# GOAL 1:
Can you rewrite the rows from the line containing "candlestick [351,434,368,445]" down to the line containing "event-badge: 停 [1165,513,1179,526]", swapping "event-badge" for "event-tag" and leaving everything else unchanged?

# SOURCE TEXT:

· · ·

According to Arkin, teachers’ salaries are difficult to change for a variety of reasons. The first is that the last contract the school district negotiated with the union for 2009 through 2011 was favorable for the school district, which included the temporary freeze in base salary raises.
The state and contract laws the district must follow are another obstacle that limits the flexibility of teacher salaries. Arkin said that lowering salaries would make it more difficult for the district to hire the best teachers possible.
“We have an incredibly talented teaching faculty, and a really smart administration,” Arkin said. “We have always paid teachers well…with an eye toward attracting the very best candidates, and I think we have been very successful [in attracting those people].”
The cuts in staffing, called a RIF, which stands for “Reduction In Force,” will be finalized by April 1, according to Arkin. The Board of Education will make layoffs following state and contract laws set by the state of Ohio and the teacher’s union, the Upper Arlington Education Foundation.
“It’s a process that’s driven by state statute; we have to follow state-mandated rules. It’s a process that’s driven by our agreement to the union, ” Arkin said. “So we have an understanding with them about how we go through this process.”
After retirements are decided, the Board of Education will eliminate the remaining positions by cutting teachers who have not been through their probationary period, or teachers who are still within their first two years of employment.
Arkin said that for teachers, the ones who will be impacted the most by the budget cuts are the ones with the least amount of teaching experience.
“Regrettably, it’s the young, new faculty that will be affected by this,” Arkin said.
Speaking about some of her younger teachers, Callaghan thinks an alternative layoff process would be the most effective way to cut teachers. She believes that layoffs should be made based on a holistic view of teachers, taking into account opinions from students, parents and other teachers.
“Sometimes teachers who shouldn’t be cut are cut,” Callaghan said. “I think we need to get the opinions of all those three groups for there to be cuts.”
Callaghan said that by gaining the perspectives of the students, parents and other teachers, the right teacher cuts will be made. She said that receiving these opinions would be beneficial since these three groups interact with teachers on a daily basis.

· · ·

# PROVIDED DATA:
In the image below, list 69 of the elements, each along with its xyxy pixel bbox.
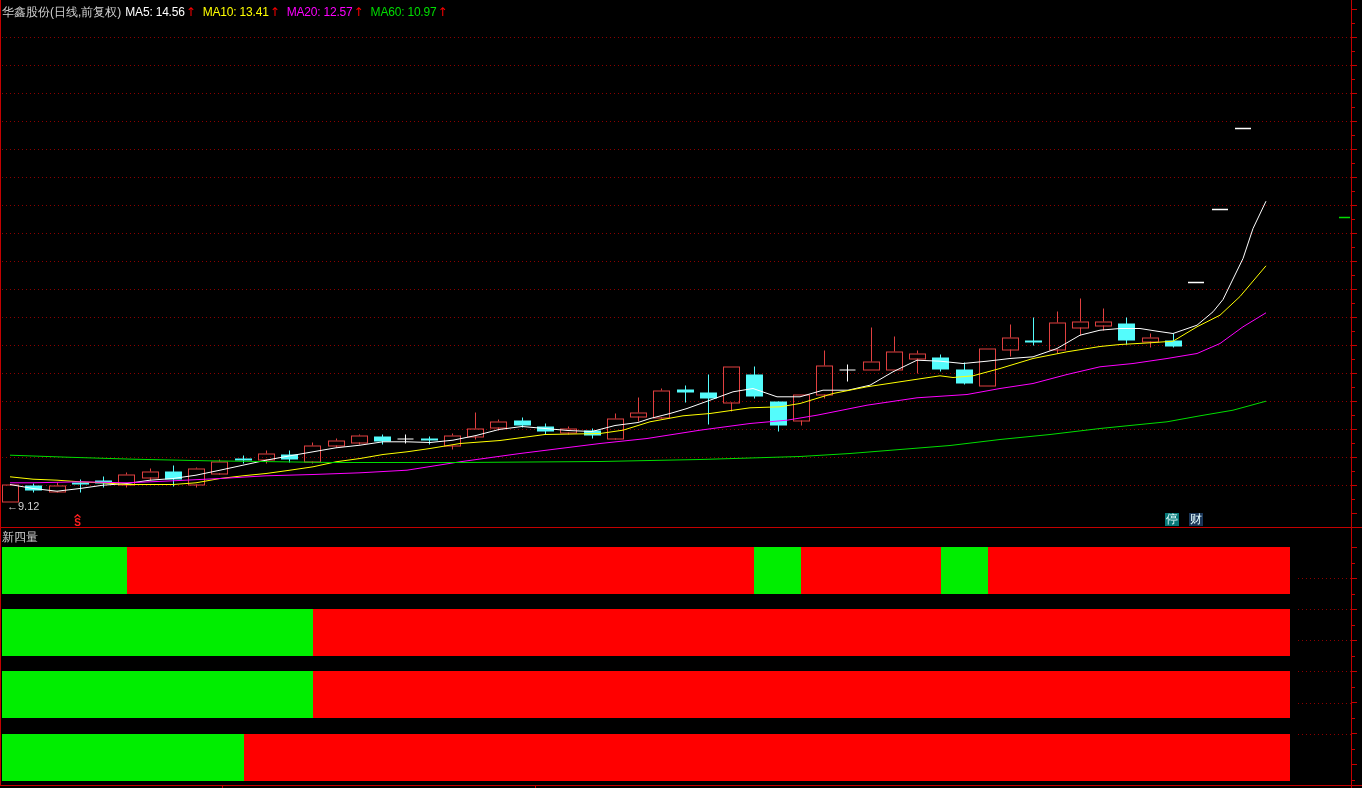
candlestick [351,434,368,445]
candlestick [211,459,228,475]
price-mark [1187,281,1205,284]
candlestick [700,374,717,425]
candlestick [304,442,321,464]
candlestick [235,455,252,464]
event-badge: 财 [1189,513,1203,526]
candlestick [746,366,763,399]
candlestick [258,450,275,464]
candlestick [25,483,42,493]
candlestick [793,394,810,426]
candlestick [1165,333,1182,348]
price-mark [1234,127,1252,130]
candlestick [653,388,670,419]
candlestick [932,354,949,372]
candlestick [863,327,880,371]
current-price-mark [1338,216,1351,219]
candlestick [188,467,205,488]
event-badge: 停 [1165,513,1179,526]
ma-legend-label: MA60: 10.97 [370,5,437,19]
candlestick [444,433,461,450]
candlestick [1095,308,1112,331]
candlestick [607,413,624,440]
candlestick [1025,317,1042,346]
price-mark [1211,208,1229,211]
candlestick [1002,324,1019,357]
candlestick [421,436,438,445]
candlestick [1049,311,1066,354]
ma-legend-label: MA5: 14.56 [125,5,185,19]
candlestick [397,434,414,444]
candlestick [630,397,647,422]
candlestick [1072,298,1089,336]
candlestick [328,438,345,448]
candlestick [886,336,903,371]
candlestick [165,465,182,487]
candlestick [537,423,554,435]
trend-arrow: ↑ [185,5,196,19]
candlestick [142,468,159,481]
candlestick [95,476,112,488]
candlestick [677,385,694,403]
candlestick [909,350,926,374]
trend-arrow: ↑ [353,5,364,19]
candlestick [467,412,484,440]
trend-arrow: ↑ [269,5,280,19]
candlestick [2,484,19,503]
candlestick [490,419,507,431]
trend-arrow: ↑ [437,5,448,19]
candlestick [584,428,601,439]
candlestick [956,362,973,385]
candlestick [979,348,996,387]
candlestick [514,417,531,428]
ma-legend-label: MA10: 13.41 [202,5,269,19]
caret-icon [74,514,81,518]
candlestick [560,426,577,435]
indicator-title: 新四量 [2,530,38,544]
candlestick [723,366,740,412]
candlestick [1142,333,1159,348]
candlestick [281,450,298,463]
candlestick [1118,317,1135,345]
signal-marker: S [74,518,81,527]
candlestick [816,350,833,399]
candlestick [49,482,66,493]
candlestick [118,472,135,488]
candlestick [72,479,89,493]
ma-legend-label: MA20: 12.57 [286,5,353,19]
candlestick [374,434,391,445]
low-price-label: ←9.12 [7,500,40,513]
chart-title: 华鑫股份(日线,前复权) [2,5,122,19]
candlestick [839,364,856,382]
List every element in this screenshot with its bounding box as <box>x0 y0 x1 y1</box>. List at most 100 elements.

· · ·

# GOAL 2:
Can you sum up the passage on teacher salaries and layoffs in two sentences?

# FULL RESPONSE 1:
candlestick [351,434,368,445]
candlestick [211,459,228,475]
price-mark [1187,281,1205,284]
candlestick [700,374,717,425]
candlestick [304,442,321,464]
candlestick [235,455,252,464]
event-tag: 财 [1189,513,1203,526]
candlestick [746,366,763,399]
candlestick [258,450,275,464]
candlestick [25,483,42,493]
candlestick [793,394,810,426]
candlestick [1165,333,1182,348]
price-mark [1234,127,1252,130]
candlestick [653,388,670,419]
candlestick [932,354,949,372]
candlestick [863,327,880,371]
current-price-mark [1338,216,1351,219]
candlestick [188,467,205,488]
event-tag: 停 [1165,513,1179,526]

# FULL RESPONSE 2:
Arkin said teacher salaries are hard to change because of a favorable 2009–2011 union contract, state and contract laws, and the goal of hiring the best teachers, and that staffing cuts will follow state and union rules and fall hardest on new teachers with the least experience. Callaghan believes layoffs should instead rest on a holistic view of teachers, drawing on opinions from students, parents and other teachers, who interact with them daily.